§ Task brief
Only lines holding the string "قطعات" are wanted; copy each one from the material.

━━━━━ Extracted information

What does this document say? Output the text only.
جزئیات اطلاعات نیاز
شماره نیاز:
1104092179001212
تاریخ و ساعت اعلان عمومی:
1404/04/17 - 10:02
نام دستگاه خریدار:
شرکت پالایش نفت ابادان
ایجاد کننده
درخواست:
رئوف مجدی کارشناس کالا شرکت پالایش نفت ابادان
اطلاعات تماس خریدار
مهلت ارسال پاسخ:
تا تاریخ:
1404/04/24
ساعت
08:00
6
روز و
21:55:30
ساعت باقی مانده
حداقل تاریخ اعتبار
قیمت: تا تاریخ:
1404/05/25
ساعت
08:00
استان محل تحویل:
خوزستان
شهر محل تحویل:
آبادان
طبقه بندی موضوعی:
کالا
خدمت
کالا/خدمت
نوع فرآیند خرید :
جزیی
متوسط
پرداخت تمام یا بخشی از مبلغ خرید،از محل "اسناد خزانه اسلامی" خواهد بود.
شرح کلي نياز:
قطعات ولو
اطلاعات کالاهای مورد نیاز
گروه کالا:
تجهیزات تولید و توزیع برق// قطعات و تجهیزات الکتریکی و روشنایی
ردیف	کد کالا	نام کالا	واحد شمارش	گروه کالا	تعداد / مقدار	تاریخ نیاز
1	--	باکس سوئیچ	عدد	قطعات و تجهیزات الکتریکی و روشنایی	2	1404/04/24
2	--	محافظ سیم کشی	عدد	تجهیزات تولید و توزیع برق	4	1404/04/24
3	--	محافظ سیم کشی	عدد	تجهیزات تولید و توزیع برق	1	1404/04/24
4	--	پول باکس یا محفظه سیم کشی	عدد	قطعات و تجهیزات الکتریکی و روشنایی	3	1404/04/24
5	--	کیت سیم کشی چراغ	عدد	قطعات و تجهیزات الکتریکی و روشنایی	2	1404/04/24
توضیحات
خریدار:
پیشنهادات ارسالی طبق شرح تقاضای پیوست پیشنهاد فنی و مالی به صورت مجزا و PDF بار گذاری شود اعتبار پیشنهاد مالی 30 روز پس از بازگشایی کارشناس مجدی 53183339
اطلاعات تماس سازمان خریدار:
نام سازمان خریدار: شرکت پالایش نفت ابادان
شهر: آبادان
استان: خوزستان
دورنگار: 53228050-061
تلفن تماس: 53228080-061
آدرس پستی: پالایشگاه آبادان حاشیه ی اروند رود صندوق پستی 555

━━━━━━━━━━

§ Task response
قطعات ولو
تجهیزات تولید و توزیع برق// قطعات و تجهیزات الکتریکی و روشنایی
1	--	باکس سوئیچ	عدد	قطعات و تجهیزات الکتریکی و روشنایی	2	1404/04/24
4	--	پول باکس یا محفظه سیم کشی	عدد	قطعات و تجهیزات الکتریکی و روشنایی	3	1404/04/24
5	--	کیت سیم کشی چراغ	عدد	قطعات و تجهیزات الکتریکی و روشنایی	2	1404/04/24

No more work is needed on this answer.